> _Objective_
Images appear in the records below; leave them out and repeat everything else exactly.
───── Exercise materials ─────
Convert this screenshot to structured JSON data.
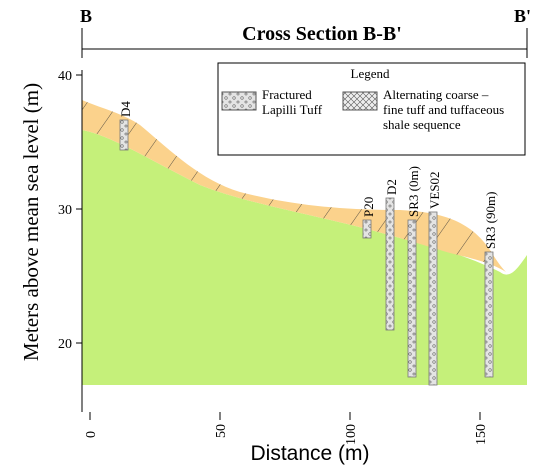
{
  "header": {
    "left_label": "B",
    "right_label": "B'",
    "title": "Cross Section B-B'"
  },
  "axes": {
    "y_label": "Meters above mean sea level (m)",
    "x_label": "Distance (m)",
    "y_ticks": [
      40,
      30,
      20
    ],
    "x_ticks": [
      0,
      50,
      100,
      150
    ]
  },
  "legend": {
    "title": "Legend",
    "items": [
      {
        "lines": [
          "Fractured",
          "Lapilli Tuff"
        ]
      },
      {
        "lines": [
          "Alternating coarse –",
          "fine tuff and tuffaceous",
          "shale sequence"
        ]
      }
    ]
  },
  "boreholes": [
    {
      "label": "D4"
    },
    {
      "label": "P20"
    },
    {
      "label": "D2"
    },
    {
      "label": "SR3 (0m)"
    },
    {
      "label": "VES02"
    },
    {
      "label": "SR3 (90m)"
    }
  ]
}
─────
> _Output_
Convert this screenshot to structured JSON data.
{
  "header": {
    "left_label": "B",
    "right_label": "B'",
    "title": "Cross Section B-B'"
  },
  "axes": {
    "y_label": "Meters above mean sea level (m)",
    "x_label": "Distance (m)",
    "y_ticks": [
      40,
      30,
      20
    ],
    "x_ticks": [
      0,
      50,
      100,
      150
    ]
  },
  "legend": {
    "title": "Legend",
    "items": [
      {
        "lines": [
          "Fractured",
          "Lapilli Tuff"
        ]
      },
      {
        "lines": [
          "Alternating coarse –",
          "fine tuff and tuffaceous",
          "shale sequence"
        ]
      }
    ]
  },
  "boreholes": [
    {
      "label": "D4"
    },
    {
      "label": "P20"
    },
    {
      "label": "D2"
    },
    {
      "label": "SR3 (0m)"
    },
    {
      "label": "VES02"
    },
    {
      "label": "SR3 (90m)"
    }
  ]
}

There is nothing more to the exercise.